── MATERIAL SUPPLIED
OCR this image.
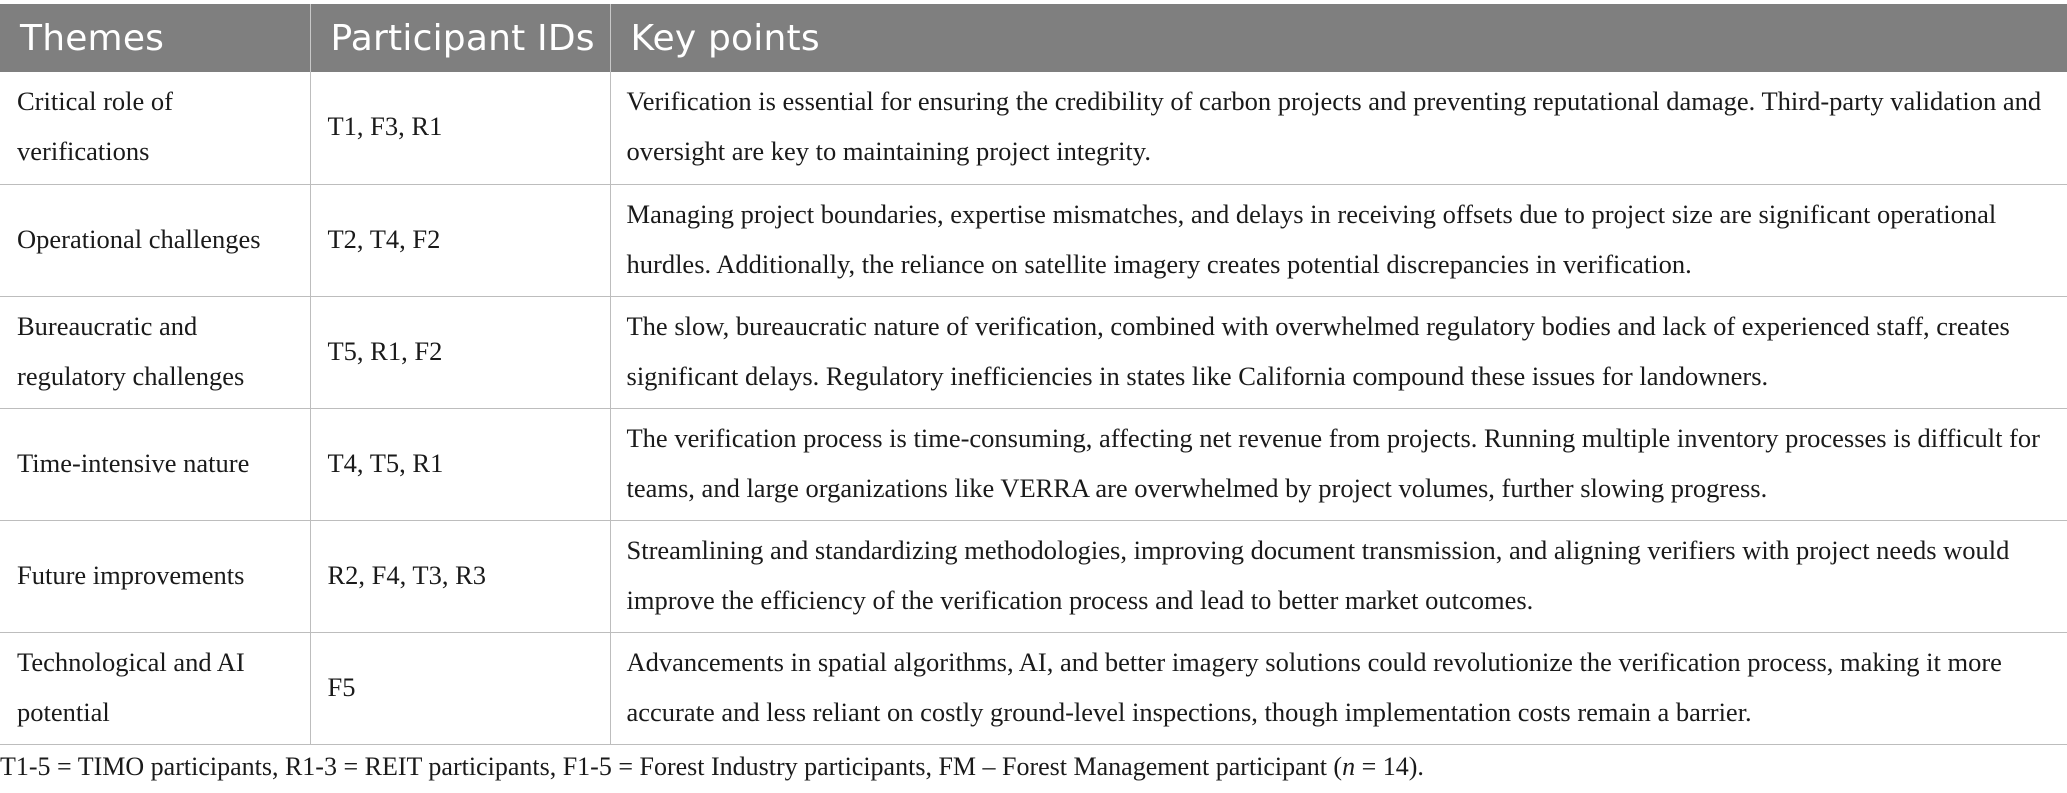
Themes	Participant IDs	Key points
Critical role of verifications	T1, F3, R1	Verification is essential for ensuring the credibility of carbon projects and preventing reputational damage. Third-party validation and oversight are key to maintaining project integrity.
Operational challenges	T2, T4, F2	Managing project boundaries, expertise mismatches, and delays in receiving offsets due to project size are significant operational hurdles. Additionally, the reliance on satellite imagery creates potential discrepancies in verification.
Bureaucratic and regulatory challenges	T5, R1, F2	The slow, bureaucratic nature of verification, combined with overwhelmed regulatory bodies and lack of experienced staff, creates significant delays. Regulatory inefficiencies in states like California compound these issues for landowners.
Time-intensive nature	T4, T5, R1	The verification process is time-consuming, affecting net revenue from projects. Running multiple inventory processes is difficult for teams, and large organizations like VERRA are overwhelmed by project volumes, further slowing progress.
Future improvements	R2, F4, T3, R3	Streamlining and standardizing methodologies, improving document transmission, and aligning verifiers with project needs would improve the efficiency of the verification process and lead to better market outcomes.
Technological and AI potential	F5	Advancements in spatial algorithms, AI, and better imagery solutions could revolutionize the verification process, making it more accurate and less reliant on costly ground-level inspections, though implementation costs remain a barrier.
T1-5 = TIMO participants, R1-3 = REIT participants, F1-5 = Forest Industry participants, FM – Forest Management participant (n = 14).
────
» REQUIREMENT: Omit the pictures and reproduce the listing exactly.

» THE OUTPUT:
OCR this image.
Themes	Participant IDs	Key points
Critical role of verifications	T1, F3, R1	Verification is essential for ensuring the credibility of carbon projects and preventing reputational damage. Third-party validation and oversight are key to maintaining project integrity.
Operational challenges	T2, T4, F2	Managing project boundaries, expertise mismatches, and delays in receiving offsets due to project size are significant operational hurdles. Additionally, the reliance on satellite imagery creates potential discrepancies in verification.
Bureaucratic and regulatory challenges	T5, R1, F2	The slow, bureaucratic nature of verification, combined with overwhelmed regulatory bodies and lack of experienced staff, creates significant delays. Regulatory inefficiencies in states like California compound these issues for landowners.
Time-intensive nature	T4, T5, R1	The verification process is time-consuming, affecting net revenue from projects. Running multiple inventory processes is difficult for teams, and large organizations like VERRA are overwhelmed by project volumes, further slowing progress.
Future improvements	R2, F4, T3, R3	Streamlining and standardizing methodologies, improving document transmission, and aligning verifiers with project needs would improve the efficiency of the verification process and lead to better market outcomes.
Technological and AI potential	F5	Advancements in spatial algorithms, AI, and better imagery solutions could revolutionize the verification process, making it more accurate and less reliant on costly ground-level inspections, though implementation costs remain a barrier.
T1-5 = TIMO participants, R1-3 = REIT participants, F1-5 = Forest Industry participants, FM – Forest Management participant (n = 14).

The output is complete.